======== Extract provided
Pentagon Still Keeping Information from Public, ACLU Charges

NEW YORK — The American Civil Liberties Union today released files obtained from the Defense Department revealing new details on investigations into abuse at the Guantánamo Bay Detention Center. The files also appear to indicate a rift between personnel at the base over interrogation techniques.

“These new documents provide vivid descriptions of how interrogation techniques approved by Rumsfeld constituted serious abuse in some instances,” said ACLU Executive Director Anthony D. Romero. “There’s no denying that these approved techniques went too far and that the military knew full well how they were being used on detainees.”

The release of these documents follows a federal court order that directed the Defense Department and other government agencies to comply with an October 2003 request under the Freedom of Information Act (FOIA) filed by the ACLU, the Center for Constitutional Rights, Physicians for Human Rights, Veterans for Common Sense and Veterans for Peace. The New York Civil Liberties Union is co-counsel in the case.

Among the documents released today is an investigation into an interrogator’s allegation that, on April 22, 2003, military police at Guantánamo physically abused a detainee at the direction of another interrogator during what appears to be an aggressive use of the “Fear Up Harsh” technique also employed at Abu Ghraib. The interrogator reported that two Military Police “pushed in the back of the detainee’s knees with their knees, taking the detainee to his knees. Then holding the detainee by his upper arms they slammed his upper body to the floor.” The interrogator reported that this procedure was repeated 25-30 times and caused the floor and the next booth to shake. At one point, he saw the man hit the floor with the side of his face. Another witness corroborated the charges, and reported that she witnessed other personnel laughing at the treatment of the detainee.

“These documents only underscore the pressing need for an independent investigation into the interrogation methods used at Guantánamo and other detention centers,” said Jameel Jaffer, an ACLU Staff Attorney. “Americans have a right to know what the government’s policies are, and who put them in place.”

According to the commander’s inquiry into the abuse, there was confusion among personnel on how the “Fear Up Harsh” technique should be used, but interrogators and intelligence analysts “knew about this technique and they thought it was approved.” Apparently as a result of the investigation, General Geoffrey Miller issued a memo on May 2, 2003 stating that interrogators should “immediately cease the use of the Fear Up Harsh” interrogation technique, that Military Police should no longer participate in interrogations and that only Defense Department personnel would be permitted to review and approve interrogation plans. Although the commander’s investigation had suggested the existence of a more systemic problem, the memo from Miller to Commander, SOUTHCOM states, “I found that the action involved in this commander’s inquiry was a single incident. A thorough review of our current procedures has not uncovered a systematic problem.”
================
======== Information supplied
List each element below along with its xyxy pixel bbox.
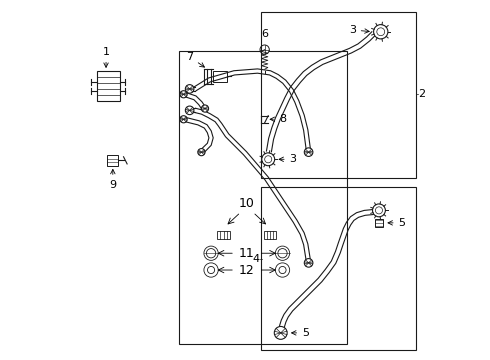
================
* **Requests**
(1) According to the press release on the Guantánamo files, on what date did General Geoffrey Miller issue the memo telling interrogators to "immediately cease the use of the Fear Up Harsh" technique?
(2) Resume the press release on the Guantánamo interrogation files, picking up right after its final sentence.
The material placed after the press release was taken from an unrelated source.

* **The replies**
(1) May 2, 2003.

(2)
Another memorandum for record included in the investigative file details additional reports of abuse and indicates a rift between contract interrogators and military personnel at Guantánamo. One contactor who reported witnessing a session “that was totally inappropriate and bordered on criminal,” was told by his superior that he should first ask the military personnel to explain their actions before going up the chain of command. Another incident detailed in the memo involved what is described as a “strip club lap dance,” during which an interrogator removed her blouse and proceeded stroking a detainee’s “hair and neck while using sexual overtones and making comments about his religious affiliation.” The incident progressed to “where she was seated on his lap making sexually affiliated movements with her chest and pelvis,” and the interrogator later straddled the detainee while he was on the floor. The contract employee – apparently an “ACS defense analyst” – reports being later informed that the interrogation activity was deemed appropriate and acceptable.

A separate investigative file released today included additional reports of detainee abuse made by a regional team chief in March 2004. The reports detail incidents of military personnel preventing a detainee from using the toilet, detaining a prisoner in temperature under 52 degrees and denying food to detainees. The investigating officer, who concludes that there was no mistreatment, strongly criticizes the team chief for directly reporting the abuse to Brigadier General Jay Hood instead of following the appropriate chain of command. The file contains recommendations that the team chief be immediately relieved of his duties and receive a reprimand.

While some of the incidents described in these documents were mentioned in military reports made public earlier this year, the details of the incidents have not previously been released.

The release of the documents comes after the government refused last week to turn over photographs and videos depicting abuse and torture of detainees held at Abu Ghraib. A federal court had ordered the government to process and redact the materials for eventual release, but on its deadline date, the Defense Department claimed that the images “could result in harm to individuals” for reasons that will be set forth in documents to be filed with the court under seal.

The FOIA lawsuit is being handled by Lawrence Lustberg and Megan Lewis of the New Jersey-based law firm Gibbons, Del Deo, Dolan, Griffinger & Vecchione, P.C. Other attorneys in the case are Jaffer, Amrit Singh and Judy Rabinovitz of the ACLU; Art Eisenberg and Beth Haroules of the NYCLU; and Barbara Olshansky of the Center for Constitutional Rights.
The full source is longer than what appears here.